▶ [Task to carry out]: Every line below should be copied exactly; drop the pictures.

▶ [Records provided]:
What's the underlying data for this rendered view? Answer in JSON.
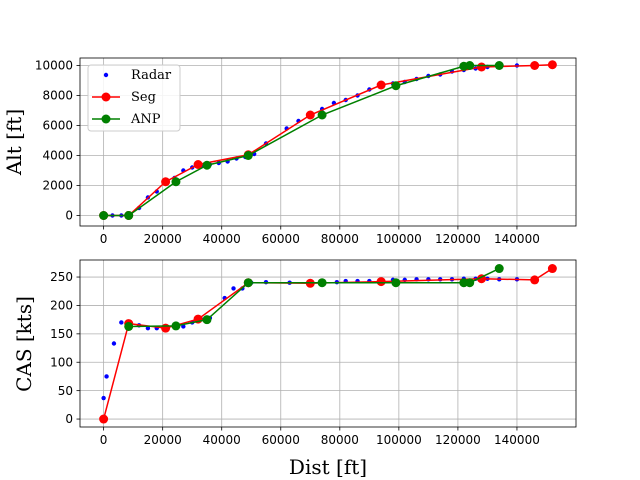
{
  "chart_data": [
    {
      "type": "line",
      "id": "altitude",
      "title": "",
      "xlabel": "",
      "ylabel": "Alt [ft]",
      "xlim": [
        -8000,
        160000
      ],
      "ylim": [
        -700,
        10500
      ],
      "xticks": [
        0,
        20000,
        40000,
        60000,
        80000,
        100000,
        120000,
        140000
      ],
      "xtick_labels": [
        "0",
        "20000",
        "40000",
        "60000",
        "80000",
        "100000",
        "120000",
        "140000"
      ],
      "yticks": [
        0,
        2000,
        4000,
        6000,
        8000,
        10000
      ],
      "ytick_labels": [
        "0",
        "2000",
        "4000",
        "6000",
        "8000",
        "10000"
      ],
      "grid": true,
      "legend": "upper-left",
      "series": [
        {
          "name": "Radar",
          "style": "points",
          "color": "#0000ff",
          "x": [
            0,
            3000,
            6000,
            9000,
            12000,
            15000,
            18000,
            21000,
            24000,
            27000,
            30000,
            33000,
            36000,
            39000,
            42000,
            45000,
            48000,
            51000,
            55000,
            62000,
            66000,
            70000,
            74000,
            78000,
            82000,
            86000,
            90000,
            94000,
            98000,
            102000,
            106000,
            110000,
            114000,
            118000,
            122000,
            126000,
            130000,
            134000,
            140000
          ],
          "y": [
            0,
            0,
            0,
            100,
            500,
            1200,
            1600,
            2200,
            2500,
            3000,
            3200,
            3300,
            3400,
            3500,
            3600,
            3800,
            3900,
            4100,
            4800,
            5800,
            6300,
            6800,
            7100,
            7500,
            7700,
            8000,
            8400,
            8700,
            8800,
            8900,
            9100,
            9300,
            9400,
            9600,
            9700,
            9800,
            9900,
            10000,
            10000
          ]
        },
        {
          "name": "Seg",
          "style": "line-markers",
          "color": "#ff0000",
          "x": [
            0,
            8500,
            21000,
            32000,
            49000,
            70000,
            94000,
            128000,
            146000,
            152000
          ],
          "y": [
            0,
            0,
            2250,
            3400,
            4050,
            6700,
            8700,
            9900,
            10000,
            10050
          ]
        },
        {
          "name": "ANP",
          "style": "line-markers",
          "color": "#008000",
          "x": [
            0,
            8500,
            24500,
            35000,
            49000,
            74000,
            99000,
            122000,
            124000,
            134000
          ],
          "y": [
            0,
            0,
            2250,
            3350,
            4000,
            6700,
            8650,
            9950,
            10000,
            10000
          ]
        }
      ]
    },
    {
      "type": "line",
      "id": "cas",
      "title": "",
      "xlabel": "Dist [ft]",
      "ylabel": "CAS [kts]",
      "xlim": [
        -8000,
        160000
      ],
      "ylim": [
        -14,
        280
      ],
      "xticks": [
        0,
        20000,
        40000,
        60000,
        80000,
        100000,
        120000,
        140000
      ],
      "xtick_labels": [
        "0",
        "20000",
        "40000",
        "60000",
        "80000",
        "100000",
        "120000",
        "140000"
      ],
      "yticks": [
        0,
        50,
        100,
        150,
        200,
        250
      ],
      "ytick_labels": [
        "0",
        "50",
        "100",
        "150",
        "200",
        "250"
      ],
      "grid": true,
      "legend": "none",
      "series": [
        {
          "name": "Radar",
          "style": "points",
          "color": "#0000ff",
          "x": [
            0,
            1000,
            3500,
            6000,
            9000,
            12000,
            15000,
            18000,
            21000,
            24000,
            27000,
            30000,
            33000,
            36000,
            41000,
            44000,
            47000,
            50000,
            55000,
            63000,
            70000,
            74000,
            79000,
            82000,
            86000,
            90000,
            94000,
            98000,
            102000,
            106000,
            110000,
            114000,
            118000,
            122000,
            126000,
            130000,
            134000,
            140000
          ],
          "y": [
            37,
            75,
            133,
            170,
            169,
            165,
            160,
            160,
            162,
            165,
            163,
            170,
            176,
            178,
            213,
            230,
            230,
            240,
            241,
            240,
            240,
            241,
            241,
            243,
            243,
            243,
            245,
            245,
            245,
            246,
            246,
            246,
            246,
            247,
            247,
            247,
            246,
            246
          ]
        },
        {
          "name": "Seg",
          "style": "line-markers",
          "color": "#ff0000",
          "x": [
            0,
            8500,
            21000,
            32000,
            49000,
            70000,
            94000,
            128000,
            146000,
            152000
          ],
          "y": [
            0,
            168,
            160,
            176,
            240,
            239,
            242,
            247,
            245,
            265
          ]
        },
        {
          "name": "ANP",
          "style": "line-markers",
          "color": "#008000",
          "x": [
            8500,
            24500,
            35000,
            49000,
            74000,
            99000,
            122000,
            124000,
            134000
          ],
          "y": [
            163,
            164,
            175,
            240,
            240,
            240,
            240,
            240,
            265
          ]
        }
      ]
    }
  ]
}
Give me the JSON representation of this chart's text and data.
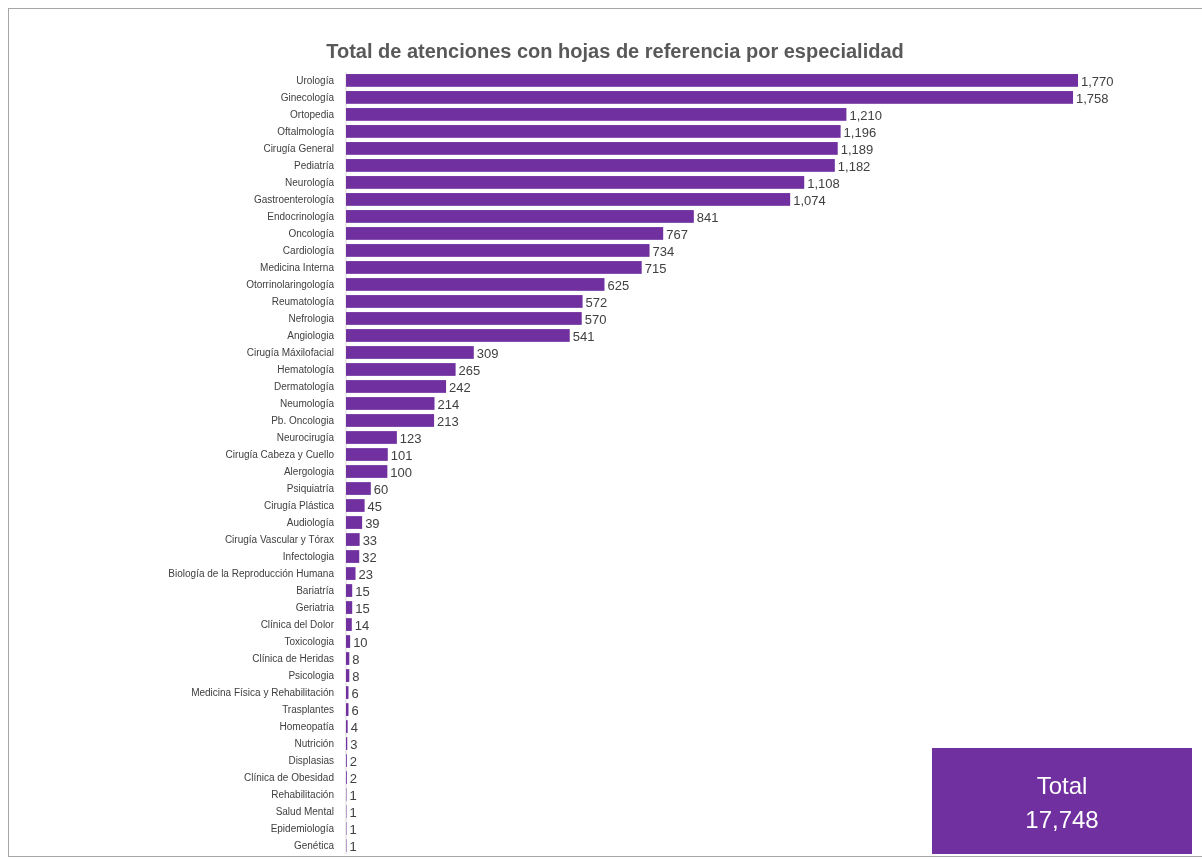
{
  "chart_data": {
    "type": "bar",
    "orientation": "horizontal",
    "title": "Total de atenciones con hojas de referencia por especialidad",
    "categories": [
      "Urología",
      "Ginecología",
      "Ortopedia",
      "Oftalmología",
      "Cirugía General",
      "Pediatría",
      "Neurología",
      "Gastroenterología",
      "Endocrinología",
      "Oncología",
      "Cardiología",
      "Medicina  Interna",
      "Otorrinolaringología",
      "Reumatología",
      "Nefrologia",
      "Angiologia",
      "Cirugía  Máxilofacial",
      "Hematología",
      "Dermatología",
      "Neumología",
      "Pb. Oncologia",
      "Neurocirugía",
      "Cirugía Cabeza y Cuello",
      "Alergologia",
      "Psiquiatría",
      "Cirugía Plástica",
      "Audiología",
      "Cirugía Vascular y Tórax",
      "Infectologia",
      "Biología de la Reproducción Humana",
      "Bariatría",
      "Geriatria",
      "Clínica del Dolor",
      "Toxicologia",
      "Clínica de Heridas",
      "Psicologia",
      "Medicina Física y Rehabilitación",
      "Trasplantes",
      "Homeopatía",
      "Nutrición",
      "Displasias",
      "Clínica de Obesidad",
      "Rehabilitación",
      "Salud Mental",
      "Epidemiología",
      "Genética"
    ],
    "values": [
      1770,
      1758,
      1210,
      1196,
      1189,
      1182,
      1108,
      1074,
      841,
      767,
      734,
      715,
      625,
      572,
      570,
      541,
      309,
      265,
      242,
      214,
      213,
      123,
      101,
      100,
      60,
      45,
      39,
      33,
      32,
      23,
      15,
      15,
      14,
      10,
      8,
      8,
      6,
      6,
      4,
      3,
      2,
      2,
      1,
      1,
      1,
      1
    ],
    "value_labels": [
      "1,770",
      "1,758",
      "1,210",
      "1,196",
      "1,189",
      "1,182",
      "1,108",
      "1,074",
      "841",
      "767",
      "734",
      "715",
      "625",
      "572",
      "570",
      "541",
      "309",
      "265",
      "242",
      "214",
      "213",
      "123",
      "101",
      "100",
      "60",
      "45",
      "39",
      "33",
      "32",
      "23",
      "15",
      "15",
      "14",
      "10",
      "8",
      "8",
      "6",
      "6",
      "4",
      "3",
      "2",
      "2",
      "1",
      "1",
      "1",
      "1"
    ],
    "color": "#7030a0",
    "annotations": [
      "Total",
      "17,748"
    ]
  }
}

▶ [Solution below]:
What's the underlying data for this rendered view? Answer in JSON.
{
  "chart_data": [
    {
      "type": "line",
      "id": "altitude",
      "title": "",
      "xlabel": "",
      "ylabel": "Alt [ft]",
      "xlim": [
        -8000,
        160000
      ],
      "ylim": [
        -700,
        10500
      ],
      "xticks": [
        0,
        20000,
        40000,
        60000,
        80000,
        100000,
        120000,
        140000
      ],
      "xtick_labels": [
        "0",
        "20000",
        "40000",
        "60000",
        "80000",
        "100000",
        "120000",
        "140000"
      ],
      "yticks": [
        0,
        2000,
        4000,
        6000,
        8000,
        10000
      ],
      "ytick_labels": [
        "0",
        "2000",
        "4000",
        "6000",
        "8000",
        "10000"
      ],
      "grid": true,
      "legend": "upper-left",
      "series": [
        {
          "name": "Radar",
          "style": "points",
          "color": "#0000ff",
          "x": [
            0,
            3000,
            6000,
            9000,
            12000,
            15000,
            18000,
            21000,
            24000,
            27000,
            30000,
            33000,
            36000,
            39000,
            42000,
            45000,
            48000,
            51000,
            55000,
            62000,
            66000,
            70000,
            74000,
            78000,
            82000,
            86000,
            90000,
            94000,
            98000,
            102000,
            106000,
            110000,
            114000,
            118000,
            122000,
            126000,
            130000,
            134000,
            140000
          ],
          "y": [
            0,
            0,
            0,
            100,
            500,
            1200,
            1600,
            2200,
            2500,
            3000,
            3200,
            3300,
            3400,
            3500,
            3600,
            3800,
            3900,
            4100,
            4800,
            5800,
            6300,
            6800,
            7100,
            7500,
            7700,
            8000,
            8400,
            8700,
            8800,
            8900,
            9100,
            9300,
            9400,
            9600,
            9700,
            9800,
            9900,
            10000,
            10000
          ]
        },
        {
          "name": "Seg",
          "style": "line-markers",
          "color": "#ff0000",
          "x": [
            0,
            8500,
            21000,
            32000,
            49000,
            70000,
            94000,
            128000,
            146000,
            152000
          ],
          "y": [
            0,
            0,
            2250,
            3400,
            4050,
            6700,
            8700,
            9900,
            10000,
            10050
          ]
        },
        {
          "name": "ANP",
          "style": "line-markers",
          "color": "#008000",
          "x": [
            0,
            8500,
            24500,
            35000,
            49000,
            74000,
            99000,
            122000,
            124000,
            134000
          ],
          "y": [
            0,
            0,
            2250,
            3350,
            4000,
            6700,
            8650,
            9950,
            10000,
            10000
          ]
        }
      ]
    },
    {
      "type": "line",
      "id": "cas",
      "title": "",
      "xlabel": "Dist [ft]",
      "ylabel": "CAS [kts]",
      "xlim": [
        -8000,
        160000
      ],
      "ylim": [
        -14,
        280
      ],
      "xticks": [
        0,
        20000,
        40000,
        60000,
        80000,
        100000,
        120000,
        140000
      ],
      "xtick_labels": [
        "0",
        "20000",
        "40000",
        "60000",
        "80000",
        "100000",
        "120000",
        "140000"
      ],
      "yticks": [
        0,
        50,
        100,
        150,
        200,
        250
      ],
      "ytick_labels": [
        "0",
        "50",
        "100",
        "150",
        "200",
        "250"
      ],
      "grid": true,
      "legend": "none",
      "series": [
        {
          "name": "Radar",
          "style": "points",
          "color": "#0000ff",
          "x": [
            0,
            1000,
            3500,
            6000,
            9000,
            12000,
            15000,
            18000,
            21000,
            24000,
            27000,
            30000,
            33000,
            36000,
            41000,
            44000,
            47000,
            50000,
            55000,
            63000,
            70000,
            74000,
            79000,
            82000,
            86000,
            90000,
            94000,
            98000,
            102000,
            106000,
            110000,
            114000,
            118000,
            122000,
            126000,
            130000,
            134000,
            140000
          ],
          "y": [
            37,
            75,
            133,
            170,
            169,
            165,
            160,
            160,
            162,
            165,
            163,
            170,
            176,
            178,
            213,
            230,
            230,
            240,
            241,
            240,
            240,
            241,
            241,
            243,
            243,
            243,
            245,
            245,
            245,
            246,
            246,
            246,
            246,
            247,
            247,
            247,
            246,
            246
          ]
        },
        {
          "name": "Seg",
          "style": "line-markers",
          "color": "#ff0000",
          "x": [
            0,
            8500,
            21000,
            32000,
            49000,
            70000,
            94000,
            128000,
            146000,
            152000
          ],
          "y": [
            0,
            168,
            160,
            176,
            240,
            239,
            242,
            247,
            245,
            265
          ]
        },
        {
          "name": "ANP",
          "style": "line-markers",
          "color": "#008000",
          "x": [
            8500,
            24500,
            35000,
            49000,
            74000,
            99000,
            122000,
            124000,
            134000
          ],
          "y": [
            163,
            164,
            175,
            240,
            240,
            240,
            240,
            240,
            265
          ]
        }
      ]
    }
  ]
}
Give me the JSON representation of this chart's text and data.
{
  "chart_data": {
    "type": "bar",
    "orientation": "horizontal",
    "title": "Total de atenciones con hojas de referencia por especialidad",
    "categories": [
      "Urología",
      "Ginecología",
      "Ortopedia",
      "Oftalmología",
      "Cirugía General",
      "Pediatría",
      "Neurología",
      "Gastroenterología",
      "Endocrinología",
      "Oncología",
      "Cardiología",
      "Medicina  Interna",
      "Otorrinolaringología",
      "Reumatología",
      "Nefrologia",
      "Angiologia",
      "Cirugía  Máxilofacial",
      "Hematología",
      "Dermatología",
      "Neumología",
      "Pb. Oncologia",
      "Neurocirugía",
      "Cirugía Cabeza y Cuello",
      "Alergologia",
      "Psiquiatría",
      "Cirugía Plástica",
      "Audiología",
      "Cirugía Vascular y Tórax",
      "Infectologia",
      "Biología de la Reproducción Humana",
      "Bariatría",
      "Geriatria",
      "Clínica del Dolor",
      "Toxicologia",
      "Clínica de Heridas",
      "Psicologia",
      "Medicina Física y Rehabilitación",
      "Trasplantes",
      "Homeopatía",
      "Nutrición",
      "Displasias",
      "Clínica de Obesidad",
      "Rehabilitación",
      "Salud Mental",
      "Epidemiología",
      "Genética"
    ],
    "values": [
      1770,
      1758,
      1210,
      1196,
      1189,
      1182,
      1108,
      1074,
      841,
      767,
      734,
      715,
      625,
      572,
      570,
      541,
      309,
      265,
      242,
      214,
      213,
      123,
      101,
      100,
      60,
      45,
      39,
      33,
      32,
      23,
      15,
      15,
      14,
      10,
      8,
      8,
      6,
      6,
      4,
      3,
      2,
      2,
      1,
      1,
      1,
      1
    ],
    "value_labels": [
      "1,770",
      "1,758",
      "1,210",
      "1,196",
      "1,189",
      "1,182",
      "1,108",
      "1,074",
      "841",
      "767",
      "734",
      "715",
      "625",
      "572",
      "570",
      "541",
      "309",
      "265",
      "242",
      "214",
      "213",
      "123",
      "101",
      "100",
      "60",
      "45",
      "39",
      "33",
      "32",
      "23",
      "15",
      "15",
      "14",
      "10",
      "8",
      "8",
      "6",
      "6",
      "4",
      "3",
      "2",
      "2",
      "1",
      "1",
      "1",
      "1"
    ],
    "color": "#7030a0",
    "annotations": [
      "Total",
      "17,748"
    ]
  }
}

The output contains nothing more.